══ Input records ══
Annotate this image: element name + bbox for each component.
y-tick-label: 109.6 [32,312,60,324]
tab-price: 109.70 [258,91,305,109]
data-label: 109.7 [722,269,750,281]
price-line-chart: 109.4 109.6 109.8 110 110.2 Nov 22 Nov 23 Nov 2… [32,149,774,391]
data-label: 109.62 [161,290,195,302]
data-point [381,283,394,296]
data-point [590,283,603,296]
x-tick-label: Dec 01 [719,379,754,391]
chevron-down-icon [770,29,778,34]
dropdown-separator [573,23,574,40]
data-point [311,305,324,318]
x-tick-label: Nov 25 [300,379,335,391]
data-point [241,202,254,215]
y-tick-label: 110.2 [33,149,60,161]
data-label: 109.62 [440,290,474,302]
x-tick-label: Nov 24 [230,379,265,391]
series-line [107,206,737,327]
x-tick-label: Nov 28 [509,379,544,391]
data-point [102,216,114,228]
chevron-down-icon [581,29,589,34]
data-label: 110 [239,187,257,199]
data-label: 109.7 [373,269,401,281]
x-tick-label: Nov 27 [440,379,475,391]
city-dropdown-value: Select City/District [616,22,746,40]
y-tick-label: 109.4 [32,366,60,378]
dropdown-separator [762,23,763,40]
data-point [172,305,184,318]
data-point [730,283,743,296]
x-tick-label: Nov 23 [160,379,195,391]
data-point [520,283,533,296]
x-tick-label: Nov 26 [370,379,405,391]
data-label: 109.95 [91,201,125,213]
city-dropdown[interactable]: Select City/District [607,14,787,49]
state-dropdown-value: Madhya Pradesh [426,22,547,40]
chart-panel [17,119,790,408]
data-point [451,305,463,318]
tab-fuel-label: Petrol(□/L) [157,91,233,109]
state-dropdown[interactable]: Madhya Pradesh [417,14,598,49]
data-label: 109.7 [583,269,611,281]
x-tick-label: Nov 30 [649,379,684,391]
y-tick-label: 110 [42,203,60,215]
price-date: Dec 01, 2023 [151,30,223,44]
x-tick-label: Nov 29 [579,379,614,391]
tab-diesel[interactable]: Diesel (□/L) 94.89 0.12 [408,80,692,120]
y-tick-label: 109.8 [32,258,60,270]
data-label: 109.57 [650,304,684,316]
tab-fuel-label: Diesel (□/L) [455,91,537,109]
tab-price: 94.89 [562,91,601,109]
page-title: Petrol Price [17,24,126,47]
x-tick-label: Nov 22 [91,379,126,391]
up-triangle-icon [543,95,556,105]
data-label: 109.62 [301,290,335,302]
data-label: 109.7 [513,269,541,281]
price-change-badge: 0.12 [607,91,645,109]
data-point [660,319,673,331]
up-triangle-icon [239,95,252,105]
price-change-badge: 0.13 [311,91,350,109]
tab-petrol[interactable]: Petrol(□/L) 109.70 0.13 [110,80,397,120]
═══
Put each line of the material above into a Markdown table with the columns Row and Line, leaving out any blank lines.

• **Response for this exercise**:
| Row | Line |
|---|---|
| 1 | Annotate this image: element name + bbox for each component. |
| 2 | y-tick-label: 109.6 [32,312,60,324] |
| 3 | tab-price: 109.70 [258,91,305,109] |
| 4 | data-label: 109.7 [722,269,750,281] |
| 5 | price-line-chart: 109.4 109.6 109.8 110 110.2 Nov 22 Nov 23 Nov 2… [32,149,774,391] |
| 6 | data-label: 109.62 [161,290,195,302] |
| 7 | data-point [381,283,394,296] |
| 8 | data-point [590,283,603,296] |
| 9 | x-tick-label: Dec 01 [719,379,754,391] |
| 10 | chevron-down-icon [770,29,778,34] |
| 11 | dropdown-separator [573,23,574,40] |
| 12 | data-point [311,305,324,318] |
| 13 | x-tick-label: Nov 25 [300,379,335,391] |
| 14 | data-point [241,202,254,215] |
| 15 | y-tick-label: 110.2 [33,149,60,161] |
| 16 | data-label: 109.62 [440,290,474,302] |
| 17 | x-tick-label: Nov 24 [230,379,265,391] |
| 18 | series-line [107,206,737,327] |
| 19 | x-tick-label: Nov 28 [509,379,544,391] |
| 20 | data-point [102,216,114,228] |
| 21 | chevron-down-icon [581,29,589,34] |
| 22 | data-label: 110 [239,187,257,199] |
| 23 | data-label: 109.7 [373,269,401,281] |
| 24 | x-tick-label: Nov 27 [440,379,475,391] |
| 25 | city-dropdown-value: Select City/District [616,22,746,40] |
| 26 | y-tick-label: 109.4 [32,366,60,378] |
| 27 | dropdown-separator [762,23,763,40] |
| 28 | data-point [172,305,184,318] |
| 29 | data-point [730,283,743,296] |
| 30 | x-tick-label: Nov 23 [160,379,195,391] |
| 31 | data-point [520,283,533,296] |
| 32 | x-tick-label: Nov 26 [370,379,405,391] |
| 33 | data-label: 109.95 [91,201,125,213] |
| 34 | city-dropdown[interactable]: Select City/District [607,14,787,49] |
| 35 | state-dropdown-value: Madhya Pradesh [426,22,547,40] |
| 36 | chart-panel [17,119,790,408] |
| 37 | data-point [451,305,463,318] |
| 38 | tab-fuel-label: Petrol(□/L) [157,91,233,109] |
| 39 | state-dropdown[interactable]: Madhya Pradesh [417,14,598,49] |
| 40 | data-label: 109.7 [583,269,611,281] |
| 41 | x-tick-label: Nov 30 [649,379,684,391] |
| 42 | y-tick-label: 110 [42,203,60,215] |
| 43 | price-date: Dec 01, 2023 [151,30,223,44] |
| 44 | x-tick-label: Nov 29 [579,379,614,391] |
| 45 | tab-diesel[interactable]: Diesel (□/L) 94.89 0.12 [408,80,692,120] |
| 46 | y-tick-label: 109.8 [32,258,60,270] |
| 47 | data-label: 109.57 [650,304,684,316] |
| 48 | tab-fuel-label: Diesel (□/L) [455,91,537,109] |
| 49 | tab-price: 94.89 [562,91,601,109] |
| 50 | page-title: Petrol Price [17,24,126,47] |
| 51 | x-tick-label: Nov 22 [91,379,126,391] |
| 52 | up-triangle-icon [543,95,556,105] |
| 53 | data-label: 109.62 [301,290,335,302] |
| 54 | data-label: 109.7 [513,269,541,281] |
| 55 | price-change-badge: 0.12 [607,91,645,109] |
| 56 | data-point [660,319,673,331] |
| 57 | up-triangle-icon [239,95,252,105] |
| 58 | price-change-badge: 0.13 [311,91,350,109] |
| 59 | tab-petrol[interactable]: Petrol(□/L) 109.70 0.13 [110,80,397,120] |